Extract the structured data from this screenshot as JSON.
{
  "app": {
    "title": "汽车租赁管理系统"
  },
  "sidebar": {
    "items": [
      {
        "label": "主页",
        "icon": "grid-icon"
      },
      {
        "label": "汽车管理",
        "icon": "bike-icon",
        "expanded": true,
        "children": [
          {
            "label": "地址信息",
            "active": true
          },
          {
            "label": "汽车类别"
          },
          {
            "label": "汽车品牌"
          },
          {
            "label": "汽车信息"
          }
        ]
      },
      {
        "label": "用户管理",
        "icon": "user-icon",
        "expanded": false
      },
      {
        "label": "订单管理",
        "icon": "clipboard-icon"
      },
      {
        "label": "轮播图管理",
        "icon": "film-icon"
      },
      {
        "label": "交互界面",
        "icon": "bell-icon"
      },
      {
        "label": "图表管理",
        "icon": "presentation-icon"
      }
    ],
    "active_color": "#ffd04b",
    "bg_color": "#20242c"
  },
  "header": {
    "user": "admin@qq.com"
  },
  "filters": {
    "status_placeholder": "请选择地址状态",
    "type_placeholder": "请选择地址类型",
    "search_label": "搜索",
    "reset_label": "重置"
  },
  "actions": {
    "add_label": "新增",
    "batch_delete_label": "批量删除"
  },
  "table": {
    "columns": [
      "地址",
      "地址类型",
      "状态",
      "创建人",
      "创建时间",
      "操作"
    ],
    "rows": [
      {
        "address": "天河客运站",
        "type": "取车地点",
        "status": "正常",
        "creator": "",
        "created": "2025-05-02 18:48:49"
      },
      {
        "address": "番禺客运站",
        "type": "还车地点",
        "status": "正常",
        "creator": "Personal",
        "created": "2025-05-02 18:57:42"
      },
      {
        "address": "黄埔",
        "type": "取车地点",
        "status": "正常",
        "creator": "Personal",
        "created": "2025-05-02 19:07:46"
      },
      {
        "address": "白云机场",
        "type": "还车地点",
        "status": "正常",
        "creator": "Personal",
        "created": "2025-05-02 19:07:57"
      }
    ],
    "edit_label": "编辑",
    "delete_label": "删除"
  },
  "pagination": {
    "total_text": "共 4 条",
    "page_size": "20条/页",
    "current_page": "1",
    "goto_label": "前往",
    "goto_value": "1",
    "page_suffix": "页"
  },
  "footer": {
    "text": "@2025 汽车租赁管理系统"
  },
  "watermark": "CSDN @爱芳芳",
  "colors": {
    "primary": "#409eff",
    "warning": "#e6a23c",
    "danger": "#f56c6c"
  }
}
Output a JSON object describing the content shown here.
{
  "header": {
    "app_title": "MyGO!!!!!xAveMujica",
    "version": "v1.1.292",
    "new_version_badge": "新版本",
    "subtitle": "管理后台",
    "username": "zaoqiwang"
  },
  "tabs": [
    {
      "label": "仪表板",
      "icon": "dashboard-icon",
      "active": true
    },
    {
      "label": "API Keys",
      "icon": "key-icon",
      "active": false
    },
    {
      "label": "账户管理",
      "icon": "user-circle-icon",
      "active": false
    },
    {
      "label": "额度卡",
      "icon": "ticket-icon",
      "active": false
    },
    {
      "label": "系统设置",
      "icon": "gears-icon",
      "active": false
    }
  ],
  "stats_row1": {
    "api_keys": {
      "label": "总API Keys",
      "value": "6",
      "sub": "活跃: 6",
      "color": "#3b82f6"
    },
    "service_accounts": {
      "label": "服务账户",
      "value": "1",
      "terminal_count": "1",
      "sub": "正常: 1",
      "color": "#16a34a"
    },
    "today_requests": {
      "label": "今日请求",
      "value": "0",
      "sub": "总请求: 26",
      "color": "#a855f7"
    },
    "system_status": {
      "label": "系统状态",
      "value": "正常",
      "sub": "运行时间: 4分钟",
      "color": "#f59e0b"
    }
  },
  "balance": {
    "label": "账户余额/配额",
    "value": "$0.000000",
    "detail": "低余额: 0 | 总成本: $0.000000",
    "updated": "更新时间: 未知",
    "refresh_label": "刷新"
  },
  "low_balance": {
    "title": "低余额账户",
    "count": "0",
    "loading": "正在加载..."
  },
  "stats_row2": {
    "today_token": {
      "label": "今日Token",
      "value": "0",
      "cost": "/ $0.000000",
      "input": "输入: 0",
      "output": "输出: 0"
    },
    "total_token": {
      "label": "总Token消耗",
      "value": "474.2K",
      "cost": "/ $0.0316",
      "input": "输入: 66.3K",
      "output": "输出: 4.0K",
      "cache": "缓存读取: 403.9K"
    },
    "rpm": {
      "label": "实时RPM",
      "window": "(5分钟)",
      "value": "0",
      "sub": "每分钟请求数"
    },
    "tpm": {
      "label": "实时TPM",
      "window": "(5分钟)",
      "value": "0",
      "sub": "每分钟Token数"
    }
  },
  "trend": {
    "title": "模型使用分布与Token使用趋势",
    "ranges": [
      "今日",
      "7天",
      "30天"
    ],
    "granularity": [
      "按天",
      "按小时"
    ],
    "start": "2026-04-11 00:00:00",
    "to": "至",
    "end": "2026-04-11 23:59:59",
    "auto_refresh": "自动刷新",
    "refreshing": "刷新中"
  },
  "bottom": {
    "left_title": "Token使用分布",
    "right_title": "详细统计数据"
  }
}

--------------------------------------------------

> _SHORT TASK_
Copy out all of the records shown above exactly.

> _EXERCISE SOLUTION_
Extract the structured data from this screenshot as JSON.
{
  "app": {
    "title": "汽车租赁管理系统"
  },
  "sidebar": {
    "items": [
      {
        "label": "主页",
        "icon": "grid-icon"
      },
      {
        "label": "汽车管理",
        "icon": "bike-icon",
        "expanded": true,
        "children": [
          {
            "label": "地址信息",
            "active": true
          },
          {
            "label": "汽车类别"
          },
          {
            "label": "汽车品牌"
          },
          {
            "label": "汽车信息"
          }
        ]
      },
      {
        "label": "用户管理",
        "icon": "user-icon",
        "expanded": false
      },
      {
        "label": "订单管理",
        "icon": "clipboard-icon"
      },
      {
        "label": "轮播图管理",
        "icon": "film-icon"
      },
      {
        "label": "交互界面",
        "icon": "bell-icon"
      },
      {
        "label": "图表管理",
        "icon": "presentation-icon"
      }
    ],
    "active_color": "#ffd04b",
    "bg_color": "#20242c"
  },
  "header": {
    "user": "admin@qq.com"
  },
  "filters": {
    "status_placeholder": "请选择地址状态",
    "type_placeholder": "请选择地址类型",
    "search_label": "搜索",
    "reset_label": "重置"
  },
  "actions": {
    "add_label": "新增",
    "batch_delete_label": "批量删除"
  },
  "table": {
    "columns": [
      "地址",
      "地址类型",
      "状态",
      "创建人",
      "创建时间",
      "操作"
    ],
    "rows": [
      {
        "address": "天河客运站",
        "type": "取车地点",
        "status": "正常",
        "creator": "",
        "created": "2025-05-02 18:48:49"
      },
      {
        "address": "番禺客运站",
        "type": "还车地点",
        "status": "正常",
        "creator": "Personal",
        "created": "2025-05-02 18:57:42"
      },
      {
        "address": "黄埔",
        "type": "取车地点",
        "status": "正常",
        "creator": "Personal",
        "created": "2025-05-02 19:07:46"
      },
      {
        "address": "白云机场",
        "type": "还车地点",
        "status": "正常",
        "creator": "Personal",
        "created": "2025-05-02 19:07:57"
      }
    ],
    "edit_label": "编辑",
    "delete_label": "删除"
  },
  "pagination": {
    "total_text": "共 4 条",
    "page_size": "20条/页",
    "current_page": "1",
    "goto_label": "前往",
    "goto_value": "1",
    "page_suffix": "页"
  },
  "footer": {
    "text": "@2025 汽车租赁管理系统"
  },
  "watermark": "CSDN @爱芳芳",
  "colors": {
    "primary": "#409eff",
    "warning": "#e6a23c",
    "danger": "#f56c6c"
  }
}
Output a JSON object describing the content shown here.
{
  "header": {
    "app_title": "MyGO!!!!!xAveMujica",
    "version": "v1.1.292",
    "new_version_badge": "新版本",
    "subtitle": "管理后台",
    "username": "zaoqiwang"
  },
  "tabs": [
    {
      "label": "仪表板",
      "icon": "dashboard-icon",
      "active": true
    },
    {
      "label": "API Keys",
      "icon": "key-icon",
      "active": false
    },
    {
      "label": "账户管理",
      "icon": "user-circle-icon",
      "active": false
    },
    {
      "label": "额度卡",
      "icon": "ticket-icon",
      "active": false
    },
    {
      "label": "系统设置",
      "icon": "gears-icon",
      "active": false
    }
  ],
  "stats_row1": {
    "api_keys": {
      "label": "总API Keys",
      "value": "6",
      "sub": "活跃: 6",
      "color": "#3b82f6"
    },
    "service_accounts": {
      "label": "服务账户",
      "value": "1",
      "terminal_count": "1",
      "sub": "正常: 1",
      "color": "#16a34a"
    },
    "today_requests": {
      "label": "今日请求",
      "value": "0",
      "sub": "总请求: 26",
      "color": "#a855f7"
    },
    "system_status": {
      "label": "系统状态",
      "value": "正常",
      "sub": "运行时间: 4分钟",
      "color": "#f59e0b"
    }
  },
  "balance": {
    "label": "账户余额/配额",
    "value": "$0.000000",
    "detail": "低余额: 0 | 总成本: $0.000000",
    "updated": "更新时间: 未知",
    "refresh_label": "刷新"
  },
  "low_balance": {
    "title": "低余额账户",
    "count": "0",
    "loading": "正在加载..."
  },
  "stats_row2": {
    "today_token": {
      "label": "今日Token",
      "value": "0",
      "cost": "/ $0.000000",
      "input": "输入: 0",
      "output": "输出: 0"
    },
    "total_token": {
      "label": "总Token消耗",
      "value": "474.2K",
      "cost": "/ $0.0316",
      "input": "输入: 66.3K",
      "output": "输出: 4.0K",
      "cache": "缓存读取: 403.9K"
    },
    "rpm": {
      "label": "实时RPM",
      "window": "(5分钟)",
      "value": "0",
      "sub": "每分钟请求数"
    },
    "tpm": {
      "label": "实时TPM",
      "window": "(5分钟)",
      "value": "0",
      "sub": "每分钟Token数"
    }
  },
  "trend": {
    "title": "模型使用分布与Token使用趋势",
    "ranges": [
      "今日",
      "7天",
      "30天"
    ],
    "granularity": [
      "按天",
      "按小时"
    ],
    "start": "2026-04-11 00:00:00",
    "to": "至",
    "end": "2026-04-11 23:59:59",
    "auto_refresh": "自动刷新",
    "refreshing": "刷新中"
  },
  "bottom": {
    "left_title": "Token使用分布",
    "right_title": "详细统计数据"
  }
}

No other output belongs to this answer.